**Brief**
Give back each entry unchanged, minus pictures.

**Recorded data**

********

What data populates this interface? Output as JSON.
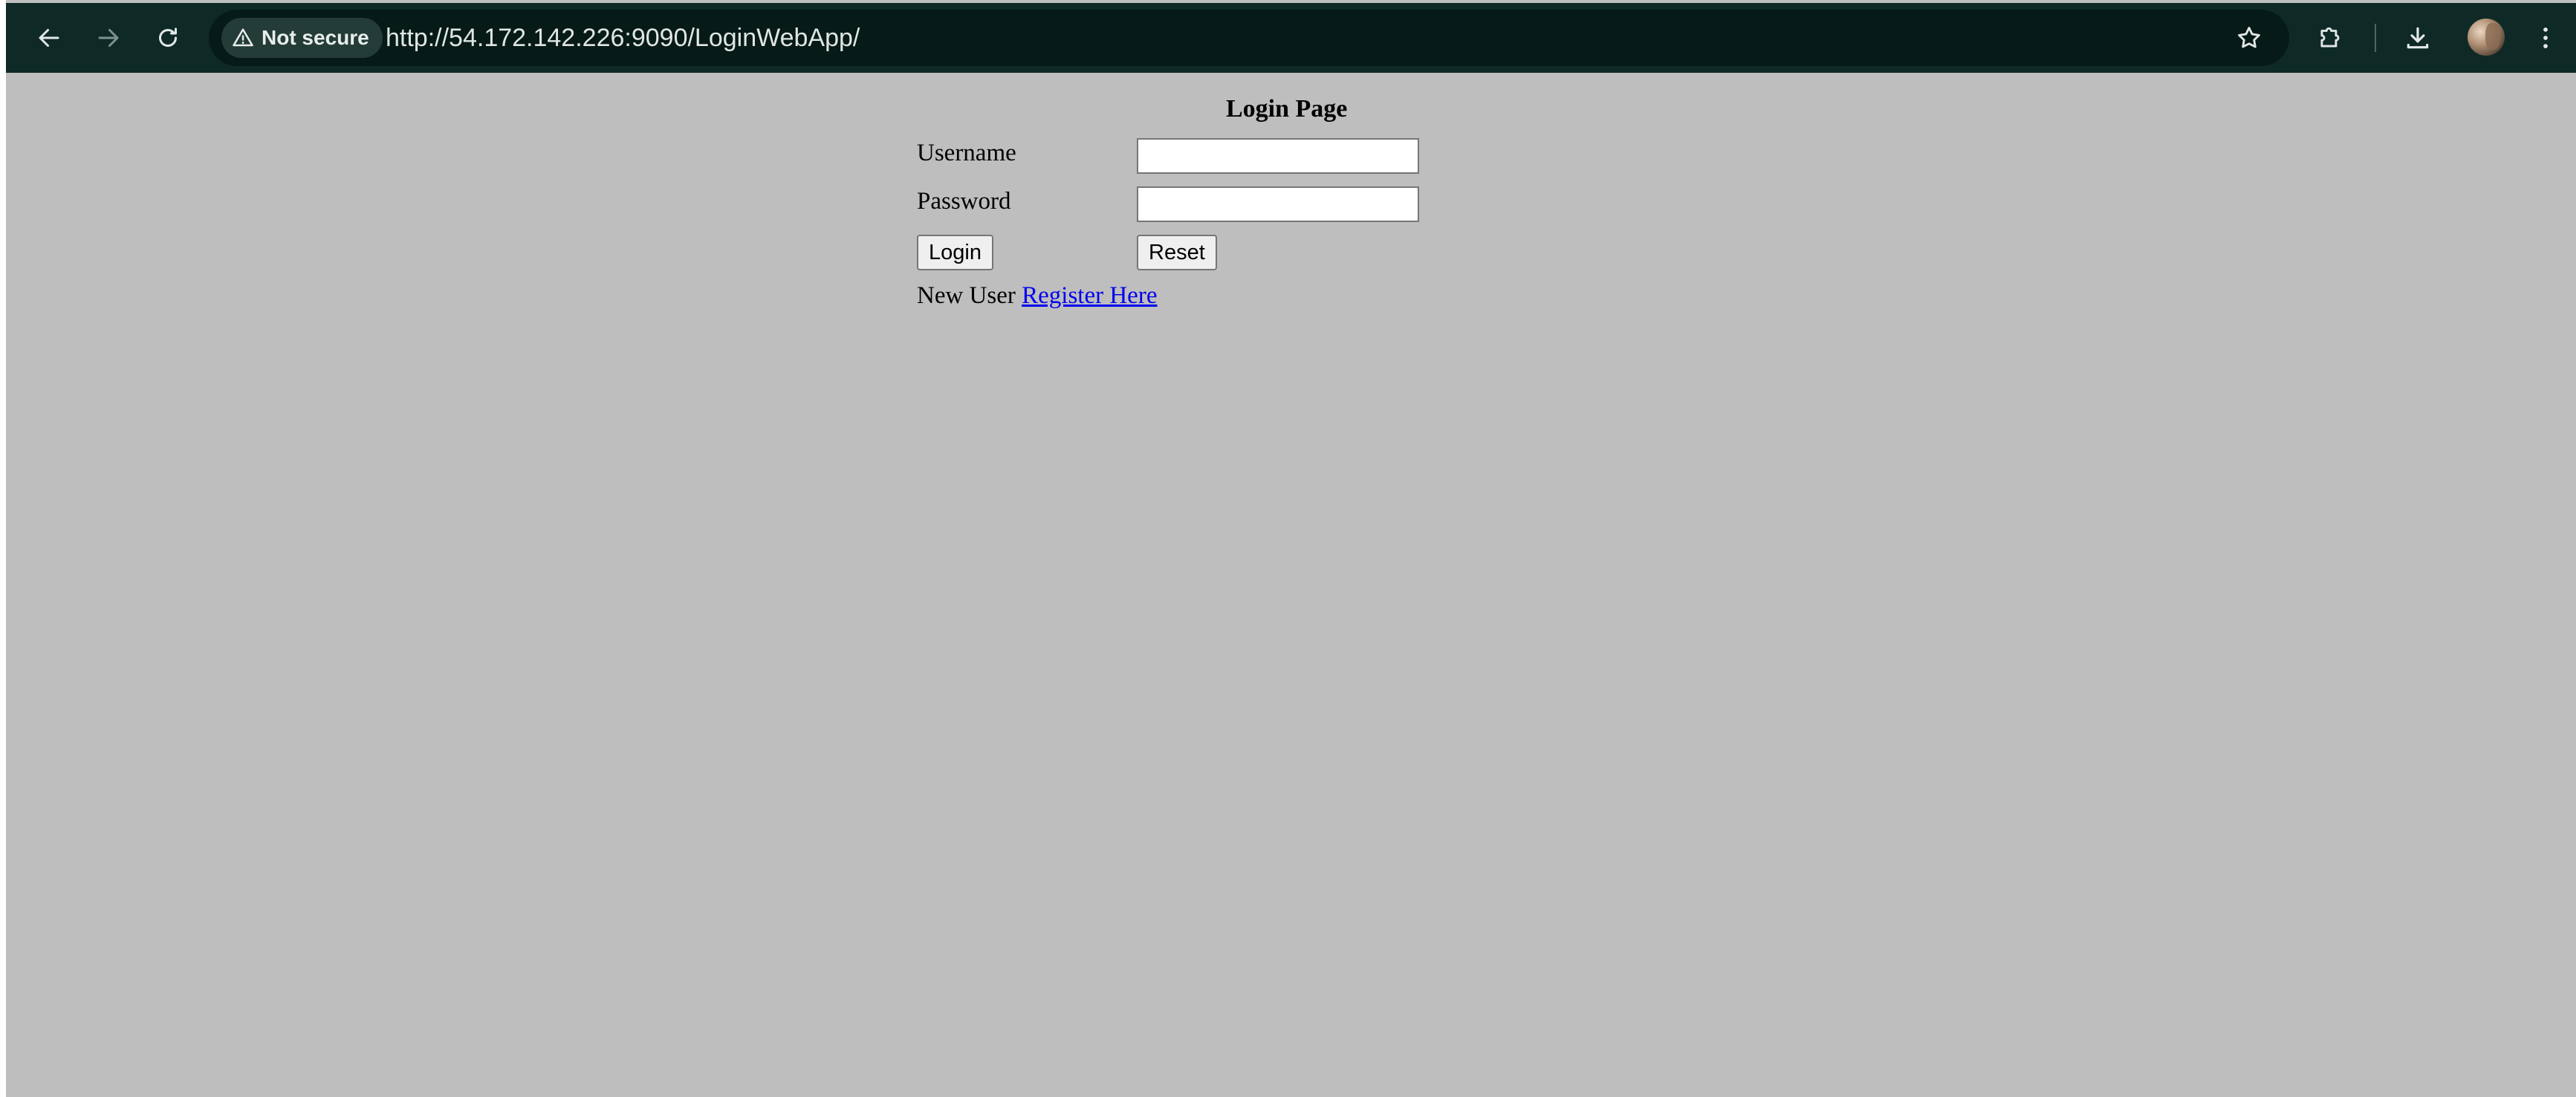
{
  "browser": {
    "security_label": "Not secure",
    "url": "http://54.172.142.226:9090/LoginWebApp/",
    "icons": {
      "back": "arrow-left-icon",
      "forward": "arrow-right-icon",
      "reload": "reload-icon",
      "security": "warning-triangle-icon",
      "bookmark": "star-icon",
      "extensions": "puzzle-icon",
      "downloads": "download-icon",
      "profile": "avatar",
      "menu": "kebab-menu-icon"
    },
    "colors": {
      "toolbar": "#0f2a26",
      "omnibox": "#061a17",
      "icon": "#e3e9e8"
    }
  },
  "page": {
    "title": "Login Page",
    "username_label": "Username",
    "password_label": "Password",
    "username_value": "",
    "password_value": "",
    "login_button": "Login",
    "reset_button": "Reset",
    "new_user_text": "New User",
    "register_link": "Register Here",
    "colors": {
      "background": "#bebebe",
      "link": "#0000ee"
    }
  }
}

********

**Solution for this exercise**
What data populates this interface? Output as JSON.
{
  "browser": {
    "security_label": "Not secure",
    "url": "http://54.172.142.226:9090/LoginWebApp/",
    "icons": {
      "back": "arrow-left-icon",
      "forward": "arrow-right-icon",
      "reload": "reload-icon",
      "security": "warning-triangle-icon",
      "bookmark": "star-icon",
      "extensions": "puzzle-icon",
      "downloads": "download-icon",
      "profile": "avatar",
      "menu": "kebab-menu-icon"
    },
    "colors": {
      "toolbar": "#0f2a26",
      "omnibox": "#061a17",
      "icon": "#e3e9e8"
    }
  },
  "page": {
    "title": "Login Page",
    "username_label": "Username",
    "password_label": "Password",
    "username_value": "",
    "password_value": "",
    "login_button": "Login",
    "reset_button": "Reset",
    "new_user_text": "New User",
    "register_link": "Register Here",
    "colors": {
      "background": "#bebebe",
      "link": "#0000ee"
    }
  }
}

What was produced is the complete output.